Reproduce verbatim the rows from the start of the records through the line containing "- xtick-sw-2: 20: [356, 282, 370, 296]".

Element placement data:

--------------------------------------------------

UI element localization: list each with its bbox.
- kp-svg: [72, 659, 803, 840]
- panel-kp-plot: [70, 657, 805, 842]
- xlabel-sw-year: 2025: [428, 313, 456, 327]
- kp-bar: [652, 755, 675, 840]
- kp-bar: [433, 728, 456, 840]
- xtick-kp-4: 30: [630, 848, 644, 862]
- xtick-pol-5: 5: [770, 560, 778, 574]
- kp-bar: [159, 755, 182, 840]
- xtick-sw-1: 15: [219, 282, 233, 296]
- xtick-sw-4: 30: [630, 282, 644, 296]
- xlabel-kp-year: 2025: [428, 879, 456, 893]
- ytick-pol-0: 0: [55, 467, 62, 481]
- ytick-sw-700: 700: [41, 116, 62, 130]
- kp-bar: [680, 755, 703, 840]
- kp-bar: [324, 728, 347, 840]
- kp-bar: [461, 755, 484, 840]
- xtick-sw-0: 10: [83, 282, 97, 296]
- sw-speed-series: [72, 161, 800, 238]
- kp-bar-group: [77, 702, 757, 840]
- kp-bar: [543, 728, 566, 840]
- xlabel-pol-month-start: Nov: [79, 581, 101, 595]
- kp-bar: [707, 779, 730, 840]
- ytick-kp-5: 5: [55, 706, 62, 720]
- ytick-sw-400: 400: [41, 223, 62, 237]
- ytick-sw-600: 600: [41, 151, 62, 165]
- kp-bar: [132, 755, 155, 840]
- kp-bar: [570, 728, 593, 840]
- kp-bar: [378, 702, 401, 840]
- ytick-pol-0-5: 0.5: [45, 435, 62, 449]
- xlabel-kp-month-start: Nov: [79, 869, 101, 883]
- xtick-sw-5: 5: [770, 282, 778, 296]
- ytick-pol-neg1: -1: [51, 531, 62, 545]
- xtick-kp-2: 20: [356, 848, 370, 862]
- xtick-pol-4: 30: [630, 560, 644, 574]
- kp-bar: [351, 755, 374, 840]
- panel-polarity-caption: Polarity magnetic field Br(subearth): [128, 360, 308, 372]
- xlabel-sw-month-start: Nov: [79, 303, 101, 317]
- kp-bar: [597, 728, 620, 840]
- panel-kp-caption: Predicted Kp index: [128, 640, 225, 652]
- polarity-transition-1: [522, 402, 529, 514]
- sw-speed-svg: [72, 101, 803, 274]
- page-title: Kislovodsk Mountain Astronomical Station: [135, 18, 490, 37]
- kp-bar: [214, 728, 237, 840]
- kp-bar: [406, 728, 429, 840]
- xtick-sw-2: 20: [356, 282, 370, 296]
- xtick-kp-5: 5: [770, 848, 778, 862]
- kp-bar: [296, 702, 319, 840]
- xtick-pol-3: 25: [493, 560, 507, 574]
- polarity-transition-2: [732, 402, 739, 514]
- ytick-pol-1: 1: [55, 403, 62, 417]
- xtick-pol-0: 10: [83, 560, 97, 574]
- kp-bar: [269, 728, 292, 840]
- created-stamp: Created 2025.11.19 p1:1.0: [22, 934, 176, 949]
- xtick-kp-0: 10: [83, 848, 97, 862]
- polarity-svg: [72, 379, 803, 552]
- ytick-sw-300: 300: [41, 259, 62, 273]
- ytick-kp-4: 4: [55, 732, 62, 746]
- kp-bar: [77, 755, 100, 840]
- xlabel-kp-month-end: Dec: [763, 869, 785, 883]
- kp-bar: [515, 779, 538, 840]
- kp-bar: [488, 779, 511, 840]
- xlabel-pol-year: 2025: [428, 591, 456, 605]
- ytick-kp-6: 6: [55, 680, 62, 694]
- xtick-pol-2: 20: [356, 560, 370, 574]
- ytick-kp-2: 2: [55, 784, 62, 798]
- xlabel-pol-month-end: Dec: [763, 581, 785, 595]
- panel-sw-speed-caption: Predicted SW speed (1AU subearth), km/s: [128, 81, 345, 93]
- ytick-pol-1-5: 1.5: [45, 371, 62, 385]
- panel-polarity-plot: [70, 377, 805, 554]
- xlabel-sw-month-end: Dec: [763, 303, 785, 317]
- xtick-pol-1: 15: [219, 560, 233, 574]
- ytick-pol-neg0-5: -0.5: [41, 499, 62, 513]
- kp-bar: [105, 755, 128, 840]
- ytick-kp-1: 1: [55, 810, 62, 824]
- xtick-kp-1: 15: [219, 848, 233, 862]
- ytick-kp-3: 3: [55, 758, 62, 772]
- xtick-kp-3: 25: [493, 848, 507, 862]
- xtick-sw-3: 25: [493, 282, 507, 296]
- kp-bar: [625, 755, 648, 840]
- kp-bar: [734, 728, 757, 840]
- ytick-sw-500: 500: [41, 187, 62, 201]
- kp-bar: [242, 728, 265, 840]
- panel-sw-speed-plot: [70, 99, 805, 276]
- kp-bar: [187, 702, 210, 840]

--------------------------------------------------

| Final result |
UI element localization: list each with its bbox.
- kp-svg: [72, 659, 803, 840]
- panel-kp-plot: [70, 657, 805, 842]
- xlabel-sw-year: 2025: [428, 313, 456, 327]
- kp-bar: [652, 755, 675, 840]
- kp-bar: [433, 728, 456, 840]
- xtick-kp-4: 30: [630, 848, 644, 862]
- xtick-pol-5: 5: [770, 560, 778, 574]
- kp-bar: [159, 755, 182, 840]
- xtick-sw-1: 15: [219, 282, 233, 296]
- xtick-sw-4: 30: [630, 282, 644, 296]
- xlabel-kp-year: 2025: [428, 879, 456, 893]
- ytick-pol-0: 0: [55, 467, 62, 481]
- ytick-sw-700: 700: [41, 116, 62, 130]
- kp-bar: [680, 755, 703, 840]
- kp-bar: [324, 728, 347, 840]
- kp-bar: [461, 755, 484, 840]
- xtick-sw-0: 10: [83, 282, 97, 296]
- sw-speed-series: [72, 161, 800, 238]
- kp-bar-group: [77, 702, 757, 840]
- kp-bar: [543, 728, 566, 840]
- xlabel-pol-month-start: Nov: [79, 581, 101, 595]
- kp-bar: [707, 779, 730, 840]
- ytick-kp-5: 5: [55, 706, 62, 720]
- ytick-sw-400: 400: [41, 223, 62, 237]
- ytick-sw-600: 600: [41, 151, 62, 165]
- kp-bar: [132, 755, 155, 840]
- kp-bar: [570, 728, 593, 840]
- kp-bar: [378, 702, 401, 840]
- ytick-pol-0-5: 0.5: [45, 435, 62, 449]
- xlabel-kp-month-start: Nov: [79, 869, 101, 883]
- xtick-sw-5: 5: [770, 282, 778, 296]
- ytick-pol-neg1: -1: [51, 531, 62, 545]
- xtick-kp-2: 20: [356, 848, 370, 862]
- xtick-pol-4: 30: [630, 560, 644, 574]
- kp-bar: [351, 755, 374, 840]
- panel-polarity-caption: Polarity magnetic field Br(subearth): [128, 360, 308, 372]
- xlabel-sw-month-start: Nov: [79, 303, 101, 317]
- kp-bar: [597, 728, 620, 840]
- panel-kp-caption: Predicted Kp index: [128, 640, 225, 652]
- polarity-transition-1: [522, 402, 529, 514]
- sw-speed-svg: [72, 101, 803, 274]
- page-title: Kislovodsk Mountain Astronomical Station: [135, 18, 490, 37]
- kp-bar: [214, 728, 237, 840]
- kp-bar: [406, 728, 429, 840]
- xtick-sw-2: 20: [356, 282, 370, 296]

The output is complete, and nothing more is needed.